Copy out each line of the material below that holds the string "global".

◆ **SOURCE RECORDS**:
* begin *
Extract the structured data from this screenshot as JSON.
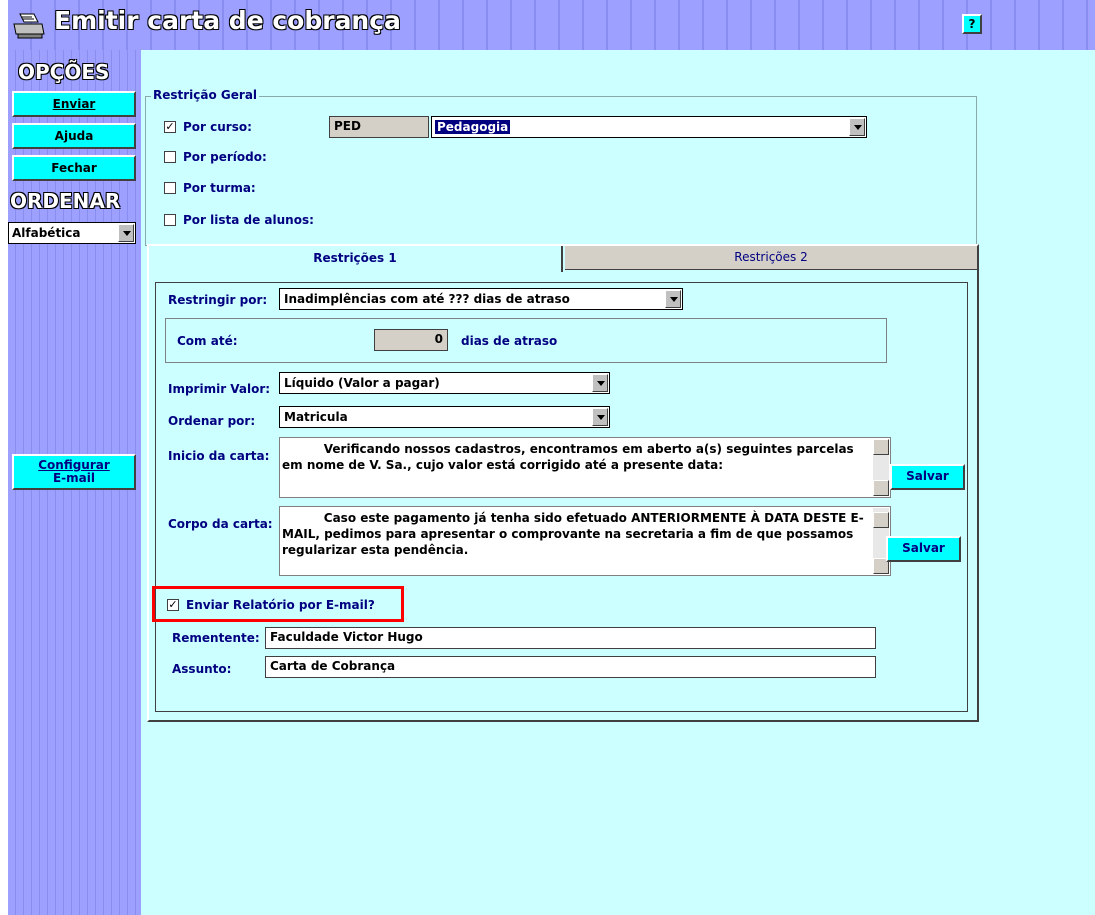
{
  "window": {
    "title": "Emitir carta de cobrança",
    "help_label": "?"
  },
  "sidebar": {
    "opcoes_heading": "OPÇÕES",
    "buttons": [
      {
        "label": "Enviar"
      },
      {
        "label": "Ajuda"
      },
      {
        "label": "Fechar"
      }
    ],
    "ordenar_heading": "ORDENAR",
    "ordenar_value": "Alfabética",
    "configurar_label_1": "Configurar",
    "configurar_label_2": "E-mail"
  },
  "restricao_geral": {
    "legend": "Restrição Geral",
    "por_curso": {
      "label": "Por curso:",
      "checked": true,
      "code": "PED",
      "name": "Pedagogia"
    },
    "por_periodo": {
      "label": "Por período:",
      "checked": false
    },
    "por_turma": {
      "label": "Por turma:",
      "checked": false
    },
    "por_lista": {
      "label": "Por lista de alunos:",
      "checked": false
    }
  },
  "tabs": [
    {
      "label": "Restrições 1",
      "active": true
    },
    {
      "label": "Restrições 2",
      "active": false
    }
  ],
  "restricoes1": {
    "restringir_label": "Restringir por:",
    "restringir_value": "Inadimplências com até ??? dias de atraso",
    "com_ate_label": "Com até:",
    "com_ate_value": "0",
    "dias_label": "dias de atraso",
    "imprimir_label": "Imprimir Valor:",
    "imprimir_value": "Líquido (Valor a pagar)",
    "ordenar_label": "Ordenar por:",
    "ordenar_value": "Matricula",
    "inicio_label": "Inicio da carta:",
    "inicio_text": "          Verificando nossos cadastros, encontramos em aberto a(s) seguintes parcelas em nome de V. Sa., cujo valor está corrigido até a presente data:",
    "corpo_label": "Corpo da carta:",
    "corpo_text": "          Caso este pagamento já tenha sido efetuado ANTERIORMENTE À DATA DESTE E-MAIL, pedimos para apresentar o comprovante na secretaria a fim de que possamos regularizar esta pendência.",
    "salvar_label": "Salvar",
    "enviar_email_label": "Enviar Relatório por E-mail?",
    "enviar_email_checked": true,
    "remetente_label": "Rementente:",
    "remetente_value": "Faculdade Victor Hugo",
    "assunto_label": "Assunto:",
    "assunto_value": "Carta de Cobrança"
  },
  "colors": {
    "main_bg": "#ccffff",
    "sidebar_bg": "#9da0ff",
    "button_bg": "#00ffff",
    "highlight": "#ff0000",
    "selection": "#000080"
  },
  "icons": [
    "printer-icon",
    "chevron-down-icon",
    "checkmark-icon",
    "scroll-up-icon",
    "scroll-down-icon"
  ]
}
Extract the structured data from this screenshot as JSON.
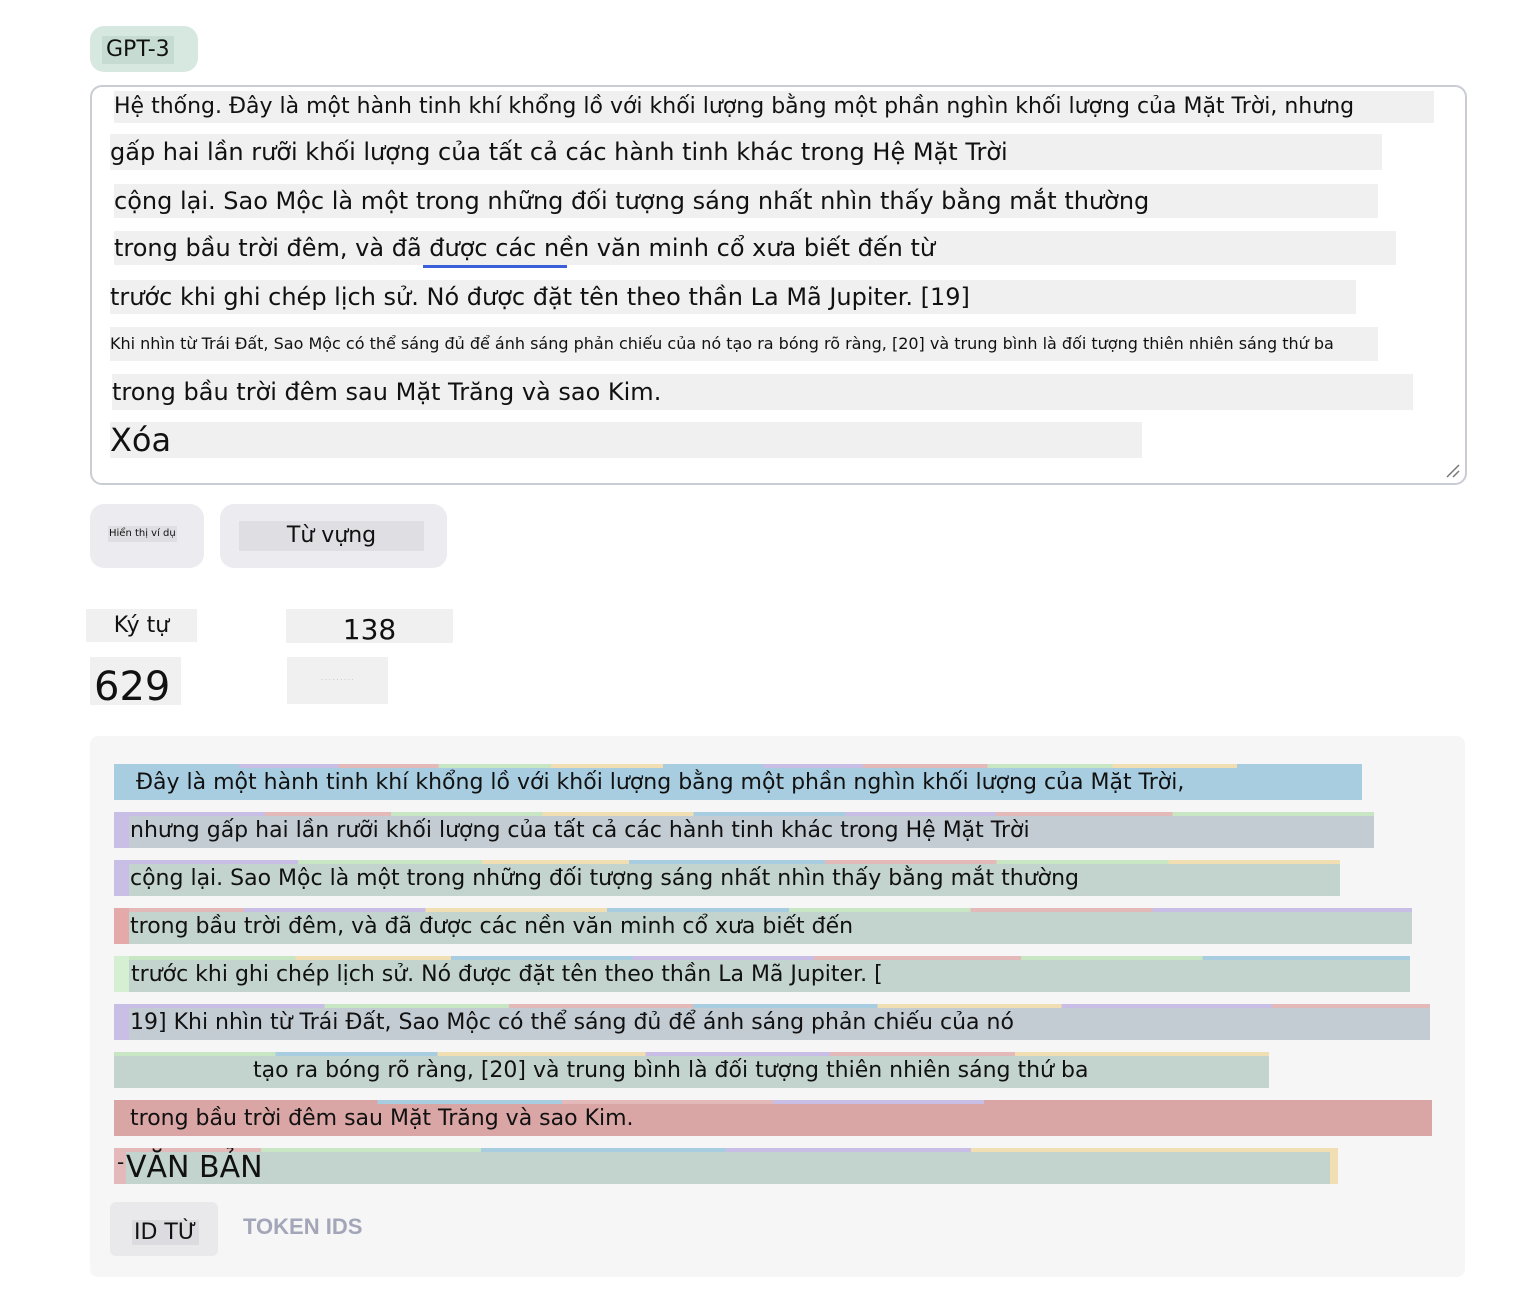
{
  "model": {
    "label": "GPT-3"
  },
  "input": {
    "lines": [
      "Hệ thống. Đây là một hành tinh khí khổng lồ với khối lượng bằng một phần nghìn khối lượng của Mặt Trời, nhưng",
      "gấp hai lần rưỡi khối lượng của tất cả các hành tinh khác trong Hệ Mặt Trời",
      "cộng lại. Sao Mộc là một trong những đối tượng sáng nhất nhìn thấy bằng mắt thường",
      "trong bầu trời đêm, và đã được các nền văn minh cổ xưa biết đến từ",
      "trước khi ghi chép lịch sử. Nó được đặt tên theo thần La Mã Jupiter. [19]",
      "Khi nhìn từ Trái Đất, Sao Mộc có thể sáng đủ để ánh sáng phản chiếu của nó tạo ra bóng rõ ràng, [20] và trung bình là đối tượng thiên nhiên sáng thứ ba",
      "trong bầu trời đêm sau Mặt Trăng và sao Kim.",
      "Xóa"
    ]
  },
  "buttons": {
    "show_example": "Hiển thị ví dụ",
    "vocabulary": "Từ vựng"
  },
  "stats": {
    "characters_label": "Ký tự",
    "tokens_value": "138",
    "characters_value": "629",
    "tokens_label": "· · · · · · · · ·"
  },
  "tokens": {
    "lines": [
      "Đây là một hành tinh khí khổng lồ với khối lượng bằng một phần nghìn khối lượng của Mặt Trời,",
      "nhưng gấp hai lần rưỡi khối lượng của tất cả các hành tinh khác trong Hệ Mặt Trời",
      "cộng lại. Sao Mộc là một trong những đối tượng sáng nhất nhìn thấy bằng mắt thường",
      "trong bầu trời đêm, và đã được các nền văn minh cổ xưa biết đến",
      "trước khi ghi chép lịch sử. Nó được đặt tên theo thần La Mã Jupiter. [",
      "19] Khi nhìn từ Trái Đất, Sao Mộc có thể sáng đủ để ánh sáng phản chiếu của nó",
      "tạo ra bóng rõ ràng, [20] và trung bình là đối tượng thiên nhiên sáng thứ ba",
      "trong bầu trời đêm sau Mặt Trăng và sao Kim.",
      "VĂN BẢN"
    ],
    "prefix_mark": "-"
  },
  "tabs": {
    "word_ids": "ID TỪ",
    "token_ids": "TOKEN IDS"
  },
  "colors": {
    "token_blue": "#a9cde0",
    "token_purple": "#c9bfe6",
    "token_grey_green": "#c3d3cd",
    "token_red": "#d9a5a5",
    "token_green": "#c9e6c4",
    "token_yellow": "#f2deb3",
    "link_underline": "#3a5fd8"
  }
}
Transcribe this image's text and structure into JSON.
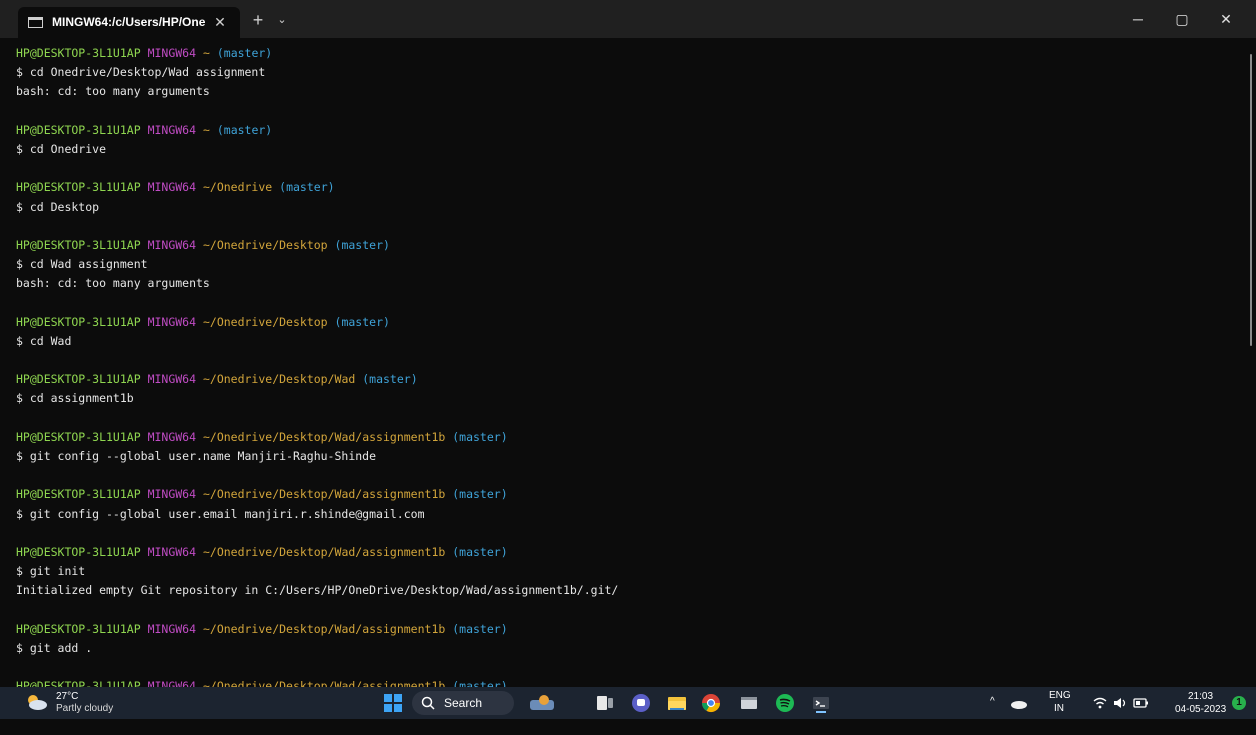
{
  "window": {
    "tab_title": "MINGW64:/c/Users/HP/One",
    "tab_close": "✕",
    "new_tab": "+",
    "dropdown": "⌄",
    "minimize": "─",
    "maximize": "▢",
    "close": "✕"
  },
  "terminal": {
    "prompt": {
      "user": "HP@DESKTOP-3L1U1AP",
      "host": "MINGW64",
      "branch": "(master)"
    },
    "entries": [
      {
        "path": "~",
        "command": "$ cd Onedrive/Desktop/Wad assignment",
        "output": [
          "bash: cd: too many arguments"
        ]
      },
      {
        "path": "~",
        "command": "$ cd Onedrive",
        "output": []
      },
      {
        "path": "~/Onedrive",
        "command": "$ cd Desktop",
        "output": []
      },
      {
        "path": "~/Onedrive/Desktop",
        "command": "$ cd Wad assignment",
        "output": [
          "bash: cd: too many arguments"
        ]
      },
      {
        "path": "~/Onedrive/Desktop",
        "command": "$ cd Wad",
        "output": []
      },
      {
        "path": "~/Onedrive/Desktop/Wad",
        "command": "$ cd assignment1b",
        "output": []
      },
      {
        "path": "~/Onedrive/Desktop/Wad/assignment1b",
        "command": "$ git config --global user.name Manjiri-Raghu-Shinde",
        "output": []
      },
      {
        "path": "~/Onedrive/Desktop/Wad/assignment1b",
        "command": "$ git config --global user.email manjiri.r.shinde@gmail.com",
        "output": []
      },
      {
        "path": "~/Onedrive/Desktop/Wad/assignment1b",
        "command": "$ git init",
        "output": [
          "Initialized empty Git repository in C:/Users/HP/OneDrive/Desktop/Wad/assignment1b/.git/"
        ]
      },
      {
        "path": "~/Onedrive/Desktop/Wad/assignment1b",
        "command": "$ git add .",
        "output": []
      },
      {
        "path": "~/Onedrive/Desktop/Wad/assignment1b",
        "command": "",
        "output": []
      }
    ]
  },
  "taskbar": {
    "weather_temp": "27°C",
    "weather_desc": "Partly cloudy",
    "search_label": "Search",
    "lang_top": "ENG",
    "lang_bottom": "IN",
    "time": "21:03",
    "date": "04-05-2023",
    "notification_count": "1",
    "tray_chevron": "^"
  },
  "colors": {
    "user": "#8fd650",
    "host": "#c04cc4",
    "path": "#d2a53b",
    "branch": "#3fa3d8"
  }
}
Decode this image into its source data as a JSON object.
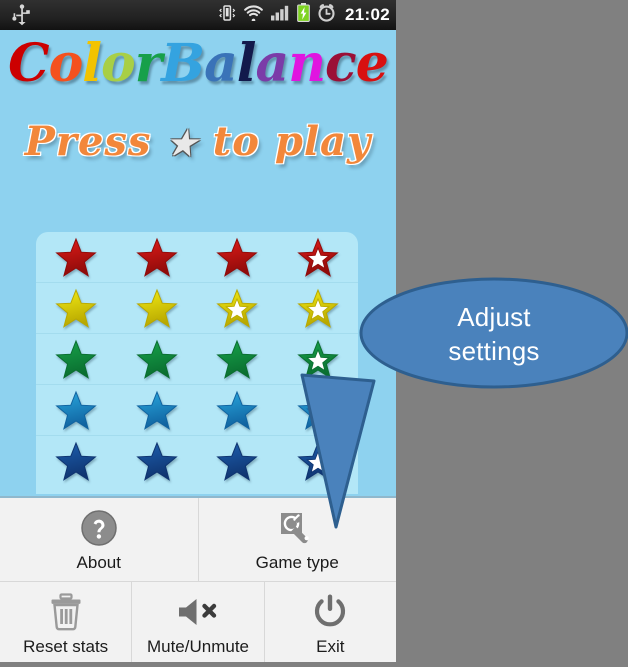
{
  "statusbar": {
    "time": "21:02",
    "icons": [
      "usb-icon",
      "vibrate-icon",
      "wifi-icon",
      "signal-icon",
      "battery-charging-icon",
      "alarm-icon"
    ]
  },
  "app": {
    "title_letters": [
      {
        "ch": "C",
        "color": "#CC0000"
      },
      {
        "ch": "o",
        "color": "#F4511E"
      },
      {
        "ch": "l",
        "color": "#F2C300"
      },
      {
        "ch": "o",
        "color": "#A8CF45"
      },
      {
        "ch": "r",
        "color": "#17A04A"
      },
      {
        "ch": "B",
        "color": "#34A3E0"
      },
      {
        "ch": "a",
        "color": "#3A73B8"
      },
      {
        "ch": "l",
        "color": "#121A4C"
      },
      {
        "ch": "a",
        "color": "#7B3BA8"
      },
      {
        "ch": "n",
        "color": "#E015E0"
      },
      {
        "ch": "c",
        "color": "#9B0F36"
      },
      {
        "ch": "e",
        "color": "#D81010"
      }
    ],
    "title_text": "ColorBalance",
    "subtitle_before": "Press ",
    "subtitle_star": "★",
    "subtitle_after": " to play",
    "subtitle_full": "Press ★ to play"
  },
  "stars": {
    "rows": [
      {
        "color": "#E01B18",
        "dark": "#8f0b0a",
        "name": "red-star-row",
        "cells": [
          "filled",
          "filled",
          "filled",
          "hollow"
        ]
      },
      {
        "color": "#F2EB14",
        "dark": "#b8a800",
        "name": "yellow-star-row",
        "cells": [
          "filled",
          "filled",
          "hollow",
          "hollow"
        ]
      },
      {
        "color": "#17A34A",
        "dark": "#0a6e30",
        "name": "green-star-row",
        "cells": [
          "filled",
          "filled",
          "filled",
          "hollow"
        ]
      },
      {
        "color": "#29A8DE",
        "dark": "#1063a0",
        "name": "cyan-star-row",
        "cells": [
          "filled",
          "filled",
          "filled",
          "hollow"
        ]
      },
      {
        "color": "#1D5FAF",
        "dark": "#0f3470",
        "name": "blue-star-row",
        "cells": [
          "filled",
          "filled",
          "filled",
          "hollow"
        ]
      }
    ]
  },
  "menu": {
    "row1": [
      {
        "label": "About",
        "icon": "help-icon"
      },
      {
        "label": "Game type",
        "icon": "wrench-settings-icon"
      }
    ],
    "row2": [
      {
        "label": "Reset stats",
        "icon": "trash-icon"
      },
      {
        "label": "Mute/Unmute",
        "icon": "mute-speaker-icon"
      },
      {
        "label": "Exit",
        "icon": "power-icon"
      }
    ]
  },
  "callout": {
    "line1": "Adjust",
    "line2": "settings",
    "text": "Adjust settings",
    "fill": "#4A82BC",
    "stroke": "#2E5F8F",
    "text_color": "#FFFFFF"
  },
  "colors": {
    "background": "#808080",
    "screen_bg": "#8ED2EF",
    "panel_bg": "#B3E7F7",
    "menu_bg": "#F2F2F2",
    "statusbar_bg": "#222222"
  }
}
* end *
◆ **RESULT FOR THIS EXERCISE**:
        "command": "$ git config --global user.name Manjiri-Raghu-Shinde",
        "command": "$ git config --global user.email manjiri.r.shinde@gmail.com",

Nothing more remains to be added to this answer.